**AIM 1:**
Print the passage of the ethics reform letter starting at "The purpose of" and ending at "support in 2010.".
**AIM 2:**
According to the ethics reform letter, in what month will the bills be pre-filed?
**AIM 3:**
The ethics reform letter states the purpose of the letter. List the things it says that purpose is to articulate.

**PAGE EXTRACT:**
= = = = =

Dear fellow legislators,
Since taking my seat in the House of Representatives earlier this year, I have had numerous conversations with many of you about the need for sweeping ethics reform in our state. Far too often, these conversations end with regretful resignation to the belief that nothing is likely to change despite the glaring problems that exist.
The purpose of this letter is to articulate some of the most basic problems, the remedies I believe are necessary, and the statutory changes I intend to propose next session in the form of multiple bills. I know what an incredibly difficult task it will be to pass major ethics reform. That’s why I’m starting this conversation four months before the session begins. I want the opportunity to incorporate your input before these bills are pre-filed in December.
I also intend to highlight a few legislative proposals from last year that I think deserve a fresh look this year.
Ethics violations occur on both sides of the political aisle. It is my sincere hope that these pieces of legislation will have bipartisan support in 2010.
Please contact my office to indicate your interest in co-sponsoring any of the new pieces of legislation next session. Contact the past sponsor to co-sponsor good bills I’m highlighting from last session.

= = = = =

**Region annotation records:**
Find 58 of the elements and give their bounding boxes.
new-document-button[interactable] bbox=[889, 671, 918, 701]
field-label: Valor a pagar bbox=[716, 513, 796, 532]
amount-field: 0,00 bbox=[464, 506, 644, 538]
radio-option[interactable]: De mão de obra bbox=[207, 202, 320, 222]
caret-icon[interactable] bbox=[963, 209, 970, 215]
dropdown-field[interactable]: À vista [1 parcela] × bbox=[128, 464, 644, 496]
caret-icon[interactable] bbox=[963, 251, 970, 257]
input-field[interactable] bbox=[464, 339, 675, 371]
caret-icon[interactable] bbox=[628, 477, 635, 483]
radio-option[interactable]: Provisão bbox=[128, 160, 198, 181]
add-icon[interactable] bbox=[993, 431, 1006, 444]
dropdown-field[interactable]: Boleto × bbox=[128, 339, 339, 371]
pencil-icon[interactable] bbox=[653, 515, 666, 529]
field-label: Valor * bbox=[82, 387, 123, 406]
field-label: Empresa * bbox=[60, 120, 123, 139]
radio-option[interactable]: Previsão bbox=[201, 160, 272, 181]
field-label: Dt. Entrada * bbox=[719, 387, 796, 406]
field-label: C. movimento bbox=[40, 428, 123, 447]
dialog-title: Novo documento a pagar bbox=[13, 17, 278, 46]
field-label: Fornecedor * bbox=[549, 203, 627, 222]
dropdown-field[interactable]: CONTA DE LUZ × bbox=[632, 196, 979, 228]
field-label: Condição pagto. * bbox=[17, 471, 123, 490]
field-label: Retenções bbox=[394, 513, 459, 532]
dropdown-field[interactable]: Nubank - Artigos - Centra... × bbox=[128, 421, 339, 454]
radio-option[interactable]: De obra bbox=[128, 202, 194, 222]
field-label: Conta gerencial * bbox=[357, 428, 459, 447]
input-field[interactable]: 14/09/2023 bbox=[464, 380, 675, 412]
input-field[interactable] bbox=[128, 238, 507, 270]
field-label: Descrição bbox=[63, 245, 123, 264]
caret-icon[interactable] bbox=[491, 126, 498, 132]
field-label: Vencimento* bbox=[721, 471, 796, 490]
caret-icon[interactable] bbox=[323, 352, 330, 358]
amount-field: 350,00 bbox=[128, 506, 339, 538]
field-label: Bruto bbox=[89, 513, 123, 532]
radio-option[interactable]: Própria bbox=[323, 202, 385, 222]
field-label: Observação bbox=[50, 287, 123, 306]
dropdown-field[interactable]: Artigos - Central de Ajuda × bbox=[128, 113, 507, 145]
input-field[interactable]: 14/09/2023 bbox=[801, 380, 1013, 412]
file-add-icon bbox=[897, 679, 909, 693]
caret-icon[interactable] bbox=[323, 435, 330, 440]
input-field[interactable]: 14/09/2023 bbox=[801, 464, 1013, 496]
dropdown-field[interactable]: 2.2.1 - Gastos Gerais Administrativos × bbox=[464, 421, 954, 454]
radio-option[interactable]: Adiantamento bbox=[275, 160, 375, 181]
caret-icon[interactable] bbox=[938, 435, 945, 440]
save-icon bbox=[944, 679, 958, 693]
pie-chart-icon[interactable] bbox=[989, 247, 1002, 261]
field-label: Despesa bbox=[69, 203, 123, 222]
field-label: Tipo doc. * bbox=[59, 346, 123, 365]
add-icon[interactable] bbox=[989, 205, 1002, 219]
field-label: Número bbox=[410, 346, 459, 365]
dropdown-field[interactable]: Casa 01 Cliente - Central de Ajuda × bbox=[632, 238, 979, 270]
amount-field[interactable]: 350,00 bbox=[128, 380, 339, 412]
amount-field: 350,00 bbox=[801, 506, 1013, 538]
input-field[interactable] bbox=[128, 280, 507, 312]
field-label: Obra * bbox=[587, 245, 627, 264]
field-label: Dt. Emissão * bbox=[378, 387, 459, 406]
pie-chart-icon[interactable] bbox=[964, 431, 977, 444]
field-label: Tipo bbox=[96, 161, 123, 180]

= = = = =

**RIGHT ANSWER 1:**
The purpose of this letter is to articulate some of the most basic problems, the remedies I believe are necessary, and the statutory changes I intend to propose next session in the form of multiple bills. I know what an incredibly difficult task it will be to pass major ethics reform. That’s why I’m starting this conversation four months before the session begins. I want the opportunity to incorporate your input before these bills are pre-filed in December.
I also intend to highlight a few legislative proposals from last year that I think deserve a fresh look this year.
Ethics violations occur on both sides of the political aisle. It is my sincere hope that these pieces of legislation will have bipartisan support in 2010.

**RIGHT ANSWER 2:**
December

**RIGHT ANSWER 3:**
- Some of the most basic problems
- The remedies the writer believes are necessary
- The statutory changes the writer intends to propose next session in the form of multiple bills